··· Supplied records

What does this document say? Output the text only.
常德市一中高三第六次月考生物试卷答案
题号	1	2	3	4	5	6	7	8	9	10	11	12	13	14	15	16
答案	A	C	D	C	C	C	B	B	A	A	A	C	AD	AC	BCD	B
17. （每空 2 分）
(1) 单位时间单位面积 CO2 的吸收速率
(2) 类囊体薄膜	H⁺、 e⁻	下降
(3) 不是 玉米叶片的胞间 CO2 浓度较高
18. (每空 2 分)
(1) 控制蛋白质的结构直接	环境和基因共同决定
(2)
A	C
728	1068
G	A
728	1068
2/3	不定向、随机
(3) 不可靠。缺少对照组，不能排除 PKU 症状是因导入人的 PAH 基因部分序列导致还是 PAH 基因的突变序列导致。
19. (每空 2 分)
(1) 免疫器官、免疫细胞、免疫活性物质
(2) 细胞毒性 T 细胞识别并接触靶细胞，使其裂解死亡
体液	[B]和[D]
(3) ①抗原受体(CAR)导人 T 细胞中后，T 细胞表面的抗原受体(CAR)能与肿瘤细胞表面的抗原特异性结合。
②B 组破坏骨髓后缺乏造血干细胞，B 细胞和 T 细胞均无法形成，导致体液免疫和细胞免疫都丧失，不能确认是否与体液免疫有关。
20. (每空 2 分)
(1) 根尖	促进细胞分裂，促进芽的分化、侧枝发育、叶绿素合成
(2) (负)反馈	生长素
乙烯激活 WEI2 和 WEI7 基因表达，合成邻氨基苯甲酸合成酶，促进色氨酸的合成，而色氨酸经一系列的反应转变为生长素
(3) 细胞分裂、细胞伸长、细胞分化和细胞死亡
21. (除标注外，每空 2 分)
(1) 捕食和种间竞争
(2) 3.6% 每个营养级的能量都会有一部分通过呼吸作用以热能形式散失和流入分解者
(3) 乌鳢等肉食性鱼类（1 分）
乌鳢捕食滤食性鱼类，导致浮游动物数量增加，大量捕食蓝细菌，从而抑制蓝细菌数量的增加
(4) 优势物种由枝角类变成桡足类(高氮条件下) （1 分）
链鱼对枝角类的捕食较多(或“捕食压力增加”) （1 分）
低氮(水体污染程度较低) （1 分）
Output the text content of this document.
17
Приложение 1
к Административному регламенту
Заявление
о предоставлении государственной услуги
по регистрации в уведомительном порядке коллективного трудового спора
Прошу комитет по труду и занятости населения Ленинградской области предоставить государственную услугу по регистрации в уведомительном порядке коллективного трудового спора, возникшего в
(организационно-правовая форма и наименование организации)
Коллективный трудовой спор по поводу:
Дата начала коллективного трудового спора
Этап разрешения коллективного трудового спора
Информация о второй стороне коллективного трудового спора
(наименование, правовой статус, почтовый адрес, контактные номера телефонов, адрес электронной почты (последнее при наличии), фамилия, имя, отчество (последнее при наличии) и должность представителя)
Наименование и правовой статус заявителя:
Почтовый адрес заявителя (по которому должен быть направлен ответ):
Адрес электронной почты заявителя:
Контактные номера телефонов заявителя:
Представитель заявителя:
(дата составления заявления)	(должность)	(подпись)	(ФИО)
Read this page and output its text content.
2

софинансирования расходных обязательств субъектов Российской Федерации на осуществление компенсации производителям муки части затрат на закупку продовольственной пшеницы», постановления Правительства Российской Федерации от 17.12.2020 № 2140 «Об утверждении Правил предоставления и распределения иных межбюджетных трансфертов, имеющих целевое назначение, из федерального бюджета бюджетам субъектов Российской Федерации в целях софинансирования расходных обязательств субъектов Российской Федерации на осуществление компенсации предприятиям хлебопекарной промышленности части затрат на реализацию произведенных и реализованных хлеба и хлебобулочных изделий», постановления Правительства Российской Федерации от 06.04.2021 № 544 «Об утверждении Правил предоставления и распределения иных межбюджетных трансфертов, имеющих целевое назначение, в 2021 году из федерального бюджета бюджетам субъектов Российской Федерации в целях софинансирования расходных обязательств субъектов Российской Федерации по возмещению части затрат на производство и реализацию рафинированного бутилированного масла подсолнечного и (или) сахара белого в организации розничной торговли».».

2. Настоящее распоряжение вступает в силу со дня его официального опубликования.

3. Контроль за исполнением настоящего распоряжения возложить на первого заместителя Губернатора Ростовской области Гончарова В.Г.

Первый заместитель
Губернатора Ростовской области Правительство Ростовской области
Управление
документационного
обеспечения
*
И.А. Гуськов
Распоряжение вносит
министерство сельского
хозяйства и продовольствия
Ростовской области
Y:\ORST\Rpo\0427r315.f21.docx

······

**Aim**
Identify each line in the records above containing the word "правовой"; copy those lines.

**Completed task**
(наименование, правовой статус, почтовый адрес, контактные номера телефонов, адрес электронной почты (последнее при наличии), фамилия, имя, отчество (последнее при наличии) и должность представителя)
Наименование и правовой статус заявителя:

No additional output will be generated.